Direction → Show each line of the data below that has the string "meats" in it.

** Start Information given **

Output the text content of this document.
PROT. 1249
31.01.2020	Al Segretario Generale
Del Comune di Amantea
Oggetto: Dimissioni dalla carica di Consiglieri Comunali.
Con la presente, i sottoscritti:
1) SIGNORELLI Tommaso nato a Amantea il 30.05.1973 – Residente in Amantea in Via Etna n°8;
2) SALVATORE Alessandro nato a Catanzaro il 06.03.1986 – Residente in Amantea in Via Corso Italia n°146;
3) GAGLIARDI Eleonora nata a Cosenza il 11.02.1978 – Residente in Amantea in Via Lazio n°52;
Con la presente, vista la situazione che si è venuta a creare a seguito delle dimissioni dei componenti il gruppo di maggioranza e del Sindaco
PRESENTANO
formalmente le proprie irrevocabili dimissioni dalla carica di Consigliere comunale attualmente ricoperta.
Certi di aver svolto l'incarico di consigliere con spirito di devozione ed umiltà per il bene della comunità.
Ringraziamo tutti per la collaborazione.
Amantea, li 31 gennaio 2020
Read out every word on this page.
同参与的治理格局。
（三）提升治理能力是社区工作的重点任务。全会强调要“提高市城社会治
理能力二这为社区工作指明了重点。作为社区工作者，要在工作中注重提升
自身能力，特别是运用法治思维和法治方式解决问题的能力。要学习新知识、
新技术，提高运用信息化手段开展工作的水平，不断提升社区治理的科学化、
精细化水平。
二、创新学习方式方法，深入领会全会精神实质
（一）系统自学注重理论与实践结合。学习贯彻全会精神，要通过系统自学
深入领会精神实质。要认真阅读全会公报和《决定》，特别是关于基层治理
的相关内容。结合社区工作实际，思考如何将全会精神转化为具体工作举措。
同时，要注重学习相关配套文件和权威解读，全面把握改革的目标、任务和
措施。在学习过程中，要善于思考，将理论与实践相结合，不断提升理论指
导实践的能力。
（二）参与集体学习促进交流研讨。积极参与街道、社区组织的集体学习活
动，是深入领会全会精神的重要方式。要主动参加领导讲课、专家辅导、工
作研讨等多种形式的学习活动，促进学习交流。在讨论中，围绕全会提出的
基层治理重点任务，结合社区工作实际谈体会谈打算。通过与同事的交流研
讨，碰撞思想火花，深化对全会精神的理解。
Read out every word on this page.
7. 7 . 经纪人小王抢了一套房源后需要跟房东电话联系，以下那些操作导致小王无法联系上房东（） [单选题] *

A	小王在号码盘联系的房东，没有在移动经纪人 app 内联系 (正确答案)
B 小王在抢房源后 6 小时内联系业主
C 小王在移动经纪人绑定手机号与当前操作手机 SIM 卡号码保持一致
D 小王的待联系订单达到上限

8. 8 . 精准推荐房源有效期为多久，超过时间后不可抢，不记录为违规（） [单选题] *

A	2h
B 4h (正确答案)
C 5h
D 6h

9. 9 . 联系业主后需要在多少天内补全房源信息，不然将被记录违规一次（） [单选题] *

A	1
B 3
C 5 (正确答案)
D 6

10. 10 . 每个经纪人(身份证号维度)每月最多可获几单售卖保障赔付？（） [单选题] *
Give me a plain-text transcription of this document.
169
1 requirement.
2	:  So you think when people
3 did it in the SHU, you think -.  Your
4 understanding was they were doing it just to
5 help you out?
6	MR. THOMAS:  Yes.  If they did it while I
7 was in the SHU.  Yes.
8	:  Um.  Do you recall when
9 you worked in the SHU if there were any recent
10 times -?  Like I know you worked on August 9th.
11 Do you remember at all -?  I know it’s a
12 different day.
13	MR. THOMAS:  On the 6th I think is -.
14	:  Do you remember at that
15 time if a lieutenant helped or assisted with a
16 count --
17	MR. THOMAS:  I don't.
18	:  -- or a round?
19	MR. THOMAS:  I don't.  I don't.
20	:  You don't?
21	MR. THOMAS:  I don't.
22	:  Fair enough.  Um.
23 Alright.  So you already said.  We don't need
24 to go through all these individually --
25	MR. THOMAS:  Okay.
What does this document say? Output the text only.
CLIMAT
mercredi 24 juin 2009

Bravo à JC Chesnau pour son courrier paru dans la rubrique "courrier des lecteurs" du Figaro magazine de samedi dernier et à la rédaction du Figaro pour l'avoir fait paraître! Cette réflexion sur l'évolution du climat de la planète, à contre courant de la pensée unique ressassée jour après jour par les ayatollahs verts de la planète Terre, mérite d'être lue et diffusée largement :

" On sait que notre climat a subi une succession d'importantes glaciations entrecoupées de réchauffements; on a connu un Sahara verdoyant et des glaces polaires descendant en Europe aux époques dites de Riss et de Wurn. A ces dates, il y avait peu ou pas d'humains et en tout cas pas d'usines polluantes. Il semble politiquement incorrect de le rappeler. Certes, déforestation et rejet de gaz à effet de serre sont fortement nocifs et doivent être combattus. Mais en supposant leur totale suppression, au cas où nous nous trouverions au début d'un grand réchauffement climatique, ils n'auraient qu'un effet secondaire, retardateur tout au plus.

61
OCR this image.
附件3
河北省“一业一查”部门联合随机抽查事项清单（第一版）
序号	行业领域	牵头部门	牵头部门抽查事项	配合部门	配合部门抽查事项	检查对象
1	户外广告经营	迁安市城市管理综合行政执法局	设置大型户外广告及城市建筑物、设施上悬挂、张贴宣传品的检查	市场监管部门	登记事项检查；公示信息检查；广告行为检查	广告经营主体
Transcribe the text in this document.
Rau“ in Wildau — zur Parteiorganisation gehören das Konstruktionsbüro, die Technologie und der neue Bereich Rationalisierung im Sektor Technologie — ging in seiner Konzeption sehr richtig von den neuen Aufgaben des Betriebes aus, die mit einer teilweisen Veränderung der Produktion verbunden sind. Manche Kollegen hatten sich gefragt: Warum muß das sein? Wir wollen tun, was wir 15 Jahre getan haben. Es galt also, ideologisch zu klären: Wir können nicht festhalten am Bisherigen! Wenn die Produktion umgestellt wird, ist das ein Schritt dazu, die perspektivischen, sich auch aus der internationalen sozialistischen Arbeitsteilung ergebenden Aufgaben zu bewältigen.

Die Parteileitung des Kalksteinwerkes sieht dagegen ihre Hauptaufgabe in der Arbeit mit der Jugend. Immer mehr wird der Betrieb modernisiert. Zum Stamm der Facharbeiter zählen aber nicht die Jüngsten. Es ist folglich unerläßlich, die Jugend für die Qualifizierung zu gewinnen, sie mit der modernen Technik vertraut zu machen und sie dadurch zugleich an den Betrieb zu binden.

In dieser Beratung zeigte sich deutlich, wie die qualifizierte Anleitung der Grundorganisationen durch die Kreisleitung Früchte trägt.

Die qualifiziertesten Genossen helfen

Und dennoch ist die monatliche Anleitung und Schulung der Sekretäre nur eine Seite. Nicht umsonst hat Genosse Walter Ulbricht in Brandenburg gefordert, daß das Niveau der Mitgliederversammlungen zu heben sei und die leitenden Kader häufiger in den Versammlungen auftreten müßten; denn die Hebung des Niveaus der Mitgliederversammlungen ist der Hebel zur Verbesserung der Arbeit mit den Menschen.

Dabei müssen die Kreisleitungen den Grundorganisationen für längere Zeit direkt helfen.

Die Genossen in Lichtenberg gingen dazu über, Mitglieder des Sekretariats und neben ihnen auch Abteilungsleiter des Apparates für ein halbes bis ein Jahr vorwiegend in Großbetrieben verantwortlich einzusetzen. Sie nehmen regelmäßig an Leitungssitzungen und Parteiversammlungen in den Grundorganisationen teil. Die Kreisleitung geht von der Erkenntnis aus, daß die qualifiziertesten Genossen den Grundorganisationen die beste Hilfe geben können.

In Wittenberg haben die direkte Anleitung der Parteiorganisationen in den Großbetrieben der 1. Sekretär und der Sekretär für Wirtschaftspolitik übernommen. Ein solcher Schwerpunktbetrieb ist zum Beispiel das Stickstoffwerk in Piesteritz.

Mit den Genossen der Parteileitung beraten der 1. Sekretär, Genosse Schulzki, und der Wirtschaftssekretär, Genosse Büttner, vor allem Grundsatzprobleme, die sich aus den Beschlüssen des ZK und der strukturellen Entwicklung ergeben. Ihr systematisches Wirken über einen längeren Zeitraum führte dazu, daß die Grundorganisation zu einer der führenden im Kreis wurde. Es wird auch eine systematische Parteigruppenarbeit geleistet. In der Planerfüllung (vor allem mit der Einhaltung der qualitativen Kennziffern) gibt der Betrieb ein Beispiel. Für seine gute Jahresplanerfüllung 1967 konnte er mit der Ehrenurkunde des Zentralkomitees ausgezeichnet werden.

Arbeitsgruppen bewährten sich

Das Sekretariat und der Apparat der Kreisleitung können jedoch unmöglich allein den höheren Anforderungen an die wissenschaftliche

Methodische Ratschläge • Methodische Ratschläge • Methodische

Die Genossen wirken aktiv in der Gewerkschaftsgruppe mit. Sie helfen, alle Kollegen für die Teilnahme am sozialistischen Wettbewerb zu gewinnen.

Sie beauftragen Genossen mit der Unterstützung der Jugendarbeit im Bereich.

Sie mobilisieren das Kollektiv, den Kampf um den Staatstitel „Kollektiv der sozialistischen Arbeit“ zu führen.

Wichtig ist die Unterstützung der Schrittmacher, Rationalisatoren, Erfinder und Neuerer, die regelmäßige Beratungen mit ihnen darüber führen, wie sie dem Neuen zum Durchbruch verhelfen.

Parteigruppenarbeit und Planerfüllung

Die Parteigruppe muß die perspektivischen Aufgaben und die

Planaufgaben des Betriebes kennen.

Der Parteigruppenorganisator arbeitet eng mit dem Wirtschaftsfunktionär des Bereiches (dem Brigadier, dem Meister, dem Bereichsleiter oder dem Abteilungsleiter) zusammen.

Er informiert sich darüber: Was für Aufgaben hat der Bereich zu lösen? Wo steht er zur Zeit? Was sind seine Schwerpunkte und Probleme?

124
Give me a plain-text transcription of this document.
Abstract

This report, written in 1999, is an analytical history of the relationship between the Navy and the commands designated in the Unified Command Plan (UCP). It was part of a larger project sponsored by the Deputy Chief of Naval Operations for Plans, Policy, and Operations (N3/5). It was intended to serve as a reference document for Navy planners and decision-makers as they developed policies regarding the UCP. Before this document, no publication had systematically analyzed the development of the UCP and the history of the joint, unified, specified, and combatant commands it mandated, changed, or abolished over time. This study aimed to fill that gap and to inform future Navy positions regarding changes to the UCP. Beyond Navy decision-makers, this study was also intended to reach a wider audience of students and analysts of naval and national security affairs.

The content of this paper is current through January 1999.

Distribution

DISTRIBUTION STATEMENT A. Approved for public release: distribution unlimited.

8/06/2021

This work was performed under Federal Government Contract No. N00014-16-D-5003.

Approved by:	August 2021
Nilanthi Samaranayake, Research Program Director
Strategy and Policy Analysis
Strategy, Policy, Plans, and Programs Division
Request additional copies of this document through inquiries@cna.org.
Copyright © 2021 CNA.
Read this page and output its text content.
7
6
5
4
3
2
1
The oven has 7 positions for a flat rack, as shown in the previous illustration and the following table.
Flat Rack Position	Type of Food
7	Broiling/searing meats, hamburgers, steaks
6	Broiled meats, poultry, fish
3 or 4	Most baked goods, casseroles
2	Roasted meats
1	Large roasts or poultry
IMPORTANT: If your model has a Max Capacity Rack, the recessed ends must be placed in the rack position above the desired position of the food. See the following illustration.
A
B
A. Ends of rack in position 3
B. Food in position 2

** End Information given **

Answer →
7	Broiling/searing meats, hamburgers, steaks
6	Broiled meats, poultry, fish
2	Roasted meats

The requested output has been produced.